[start MATERIALS PROVIDED]

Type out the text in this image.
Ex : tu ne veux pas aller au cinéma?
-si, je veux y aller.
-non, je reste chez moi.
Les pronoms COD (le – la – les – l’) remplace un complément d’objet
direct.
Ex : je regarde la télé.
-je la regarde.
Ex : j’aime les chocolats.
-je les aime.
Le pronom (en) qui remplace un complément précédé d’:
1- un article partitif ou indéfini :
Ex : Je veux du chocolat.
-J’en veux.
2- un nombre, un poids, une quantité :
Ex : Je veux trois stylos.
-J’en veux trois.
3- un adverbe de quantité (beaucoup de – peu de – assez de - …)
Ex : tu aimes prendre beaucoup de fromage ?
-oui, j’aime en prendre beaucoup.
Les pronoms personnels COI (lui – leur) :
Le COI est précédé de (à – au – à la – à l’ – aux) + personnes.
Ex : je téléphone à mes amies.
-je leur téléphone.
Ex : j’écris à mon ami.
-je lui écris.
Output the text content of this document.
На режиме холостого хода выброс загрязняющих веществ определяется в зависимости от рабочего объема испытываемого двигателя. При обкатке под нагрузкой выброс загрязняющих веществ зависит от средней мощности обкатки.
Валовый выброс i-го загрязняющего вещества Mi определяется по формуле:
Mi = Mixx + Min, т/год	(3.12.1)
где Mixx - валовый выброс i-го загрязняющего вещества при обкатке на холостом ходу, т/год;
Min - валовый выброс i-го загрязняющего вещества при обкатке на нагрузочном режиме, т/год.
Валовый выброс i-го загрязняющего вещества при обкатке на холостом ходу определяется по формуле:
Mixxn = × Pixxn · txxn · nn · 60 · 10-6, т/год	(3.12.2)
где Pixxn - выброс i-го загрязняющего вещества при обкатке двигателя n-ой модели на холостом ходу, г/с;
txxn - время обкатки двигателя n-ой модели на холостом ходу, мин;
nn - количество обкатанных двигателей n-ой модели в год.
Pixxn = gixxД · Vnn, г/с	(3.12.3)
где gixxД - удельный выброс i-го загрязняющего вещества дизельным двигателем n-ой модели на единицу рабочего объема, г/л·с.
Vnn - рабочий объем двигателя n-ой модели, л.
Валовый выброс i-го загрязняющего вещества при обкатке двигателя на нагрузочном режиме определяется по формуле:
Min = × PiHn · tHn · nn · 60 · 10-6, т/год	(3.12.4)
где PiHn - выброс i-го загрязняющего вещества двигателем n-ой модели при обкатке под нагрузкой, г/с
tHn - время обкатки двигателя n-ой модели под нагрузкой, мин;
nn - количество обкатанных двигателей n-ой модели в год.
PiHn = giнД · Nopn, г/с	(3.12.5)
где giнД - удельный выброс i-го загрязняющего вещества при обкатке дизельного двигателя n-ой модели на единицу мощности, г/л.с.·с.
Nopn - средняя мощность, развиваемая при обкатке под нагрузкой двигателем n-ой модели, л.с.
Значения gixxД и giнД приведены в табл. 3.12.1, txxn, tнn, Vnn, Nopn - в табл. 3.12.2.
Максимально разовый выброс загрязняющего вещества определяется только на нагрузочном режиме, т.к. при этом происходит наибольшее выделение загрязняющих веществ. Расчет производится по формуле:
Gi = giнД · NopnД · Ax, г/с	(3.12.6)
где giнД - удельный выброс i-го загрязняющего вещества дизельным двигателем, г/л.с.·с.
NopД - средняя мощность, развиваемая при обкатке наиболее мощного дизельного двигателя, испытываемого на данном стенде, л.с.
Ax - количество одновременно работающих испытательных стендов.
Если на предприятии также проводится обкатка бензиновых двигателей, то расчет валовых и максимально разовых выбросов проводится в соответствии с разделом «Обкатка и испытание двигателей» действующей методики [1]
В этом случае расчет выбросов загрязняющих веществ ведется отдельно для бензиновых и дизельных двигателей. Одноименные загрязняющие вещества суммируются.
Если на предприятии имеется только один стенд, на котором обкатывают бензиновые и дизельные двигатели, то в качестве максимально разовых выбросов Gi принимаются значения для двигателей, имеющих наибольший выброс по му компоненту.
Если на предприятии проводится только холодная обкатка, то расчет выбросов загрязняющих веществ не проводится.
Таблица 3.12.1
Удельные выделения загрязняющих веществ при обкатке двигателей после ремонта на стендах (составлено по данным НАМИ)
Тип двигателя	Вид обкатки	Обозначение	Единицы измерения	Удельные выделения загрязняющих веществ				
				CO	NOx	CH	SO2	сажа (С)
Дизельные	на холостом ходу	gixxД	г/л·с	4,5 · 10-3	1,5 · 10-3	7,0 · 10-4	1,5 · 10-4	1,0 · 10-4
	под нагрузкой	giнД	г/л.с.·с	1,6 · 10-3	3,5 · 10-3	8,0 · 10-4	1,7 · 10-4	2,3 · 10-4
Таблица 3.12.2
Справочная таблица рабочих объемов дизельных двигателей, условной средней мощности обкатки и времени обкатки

[end MATERIALS PROVIDED]
[start MATERIALS PROVIDED]

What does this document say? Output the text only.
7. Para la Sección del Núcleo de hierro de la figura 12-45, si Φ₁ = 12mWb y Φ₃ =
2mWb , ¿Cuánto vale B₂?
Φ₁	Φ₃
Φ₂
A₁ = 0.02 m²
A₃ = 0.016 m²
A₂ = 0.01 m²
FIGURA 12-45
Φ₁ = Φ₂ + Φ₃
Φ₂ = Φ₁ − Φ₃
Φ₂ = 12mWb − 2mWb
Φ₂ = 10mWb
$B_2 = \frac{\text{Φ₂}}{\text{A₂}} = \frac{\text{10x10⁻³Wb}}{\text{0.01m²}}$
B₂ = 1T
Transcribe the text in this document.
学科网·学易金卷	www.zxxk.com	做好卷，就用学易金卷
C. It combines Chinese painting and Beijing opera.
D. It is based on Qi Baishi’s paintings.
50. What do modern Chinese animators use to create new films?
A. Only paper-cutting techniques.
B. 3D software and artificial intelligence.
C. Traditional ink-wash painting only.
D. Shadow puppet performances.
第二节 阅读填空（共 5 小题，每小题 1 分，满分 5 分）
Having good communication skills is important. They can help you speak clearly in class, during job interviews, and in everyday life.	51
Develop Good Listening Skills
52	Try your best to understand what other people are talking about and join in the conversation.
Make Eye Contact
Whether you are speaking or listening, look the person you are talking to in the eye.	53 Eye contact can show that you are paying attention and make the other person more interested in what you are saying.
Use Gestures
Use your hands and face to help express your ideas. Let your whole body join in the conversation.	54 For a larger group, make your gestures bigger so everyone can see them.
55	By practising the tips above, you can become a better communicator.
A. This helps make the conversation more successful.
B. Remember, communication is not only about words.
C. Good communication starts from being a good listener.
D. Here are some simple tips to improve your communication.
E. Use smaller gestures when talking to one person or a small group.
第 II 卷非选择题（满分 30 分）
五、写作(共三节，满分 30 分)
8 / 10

[end MATERIALS PROVIDED]

# [GIVEN INSTRUCTION]
From the records above, copy every line that holds the word "précédé".

# [SOLUTION TO THIS PROBLEM]
Le pronom (en) qui remplace un complément précédé d’:
Le COI est précédé de (à – au – à la – à l’ – aux) + personnes.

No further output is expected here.